-- BRIEF --
Return the entries below in their exact form, leaving the pictures out.

-- LISTED RECORDS --
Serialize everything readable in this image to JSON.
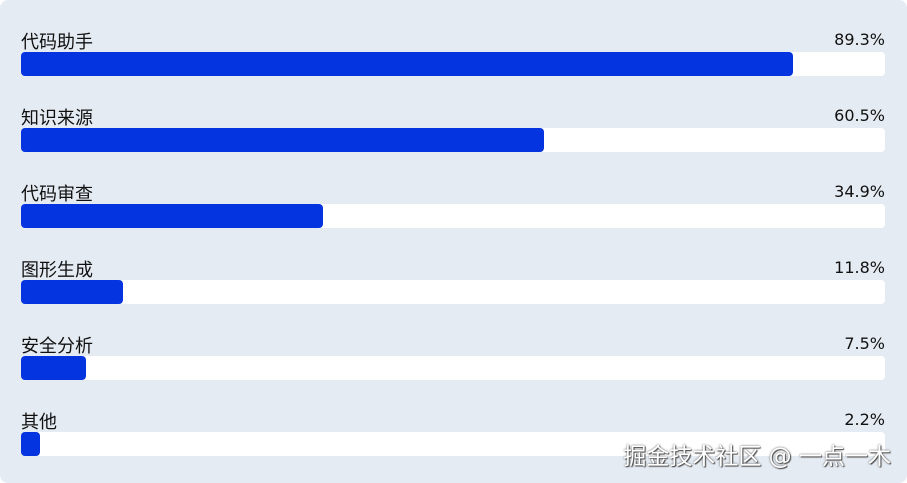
{
  "chart_data": {
    "type": "bar",
    "orientation": "horizontal",
    "categories": [
      "代码助手",
      "知识来源",
      "代码审查",
      "图形生成",
      "安全分析",
      "其他"
    ],
    "values": [
      89.3,
      60.5,
      34.9,
      11.8,
      7.5,
      2.2
    ],
    "value_labels": [
      "89.3%",
      "60.5%",
      "34.9%",
      "11.8%",
      "7.5%",
      "2.2%"
    ],
    "xlim": [
      0,
      100
    ],
    "bar_color": "#0433e0",
    "track_color": "#ffffff",
    "background": "#e5ebf2",
    "grid": false
  },
  "watermark": "掘金技术社区 @ 一点一木"
}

-- RESULT FOR THIS EXERCISE --
Serialize everything readable in this image to JSON.
{
  "chart_data": {
    "type": "bar",
    "orientation": "horizontal",
    "categories": [
      "代码助手",
      "知识来源",
      "代码审查",
      "图形生成",
      "安全分析",
      "其他"
    ],
    "values": [
      89.3,
      60.5,
      34.9,
      11.8,
      7.5,
      2.2
    ],
    "value_labels": [
      "89.3%",
      "60.5%",
      "34.9%",
      "11.8%",
      "7.5%",
      "2.2%"
    ],
    "xlim": [
      0,
      100
    ],
    "bar_color": "#0433e0",
    "track_color": "#ffffff",
    "background": "#e5ebf2",
    "grid": false
  },
  "watermark": "掘金技术社区 @ 一点一木"
}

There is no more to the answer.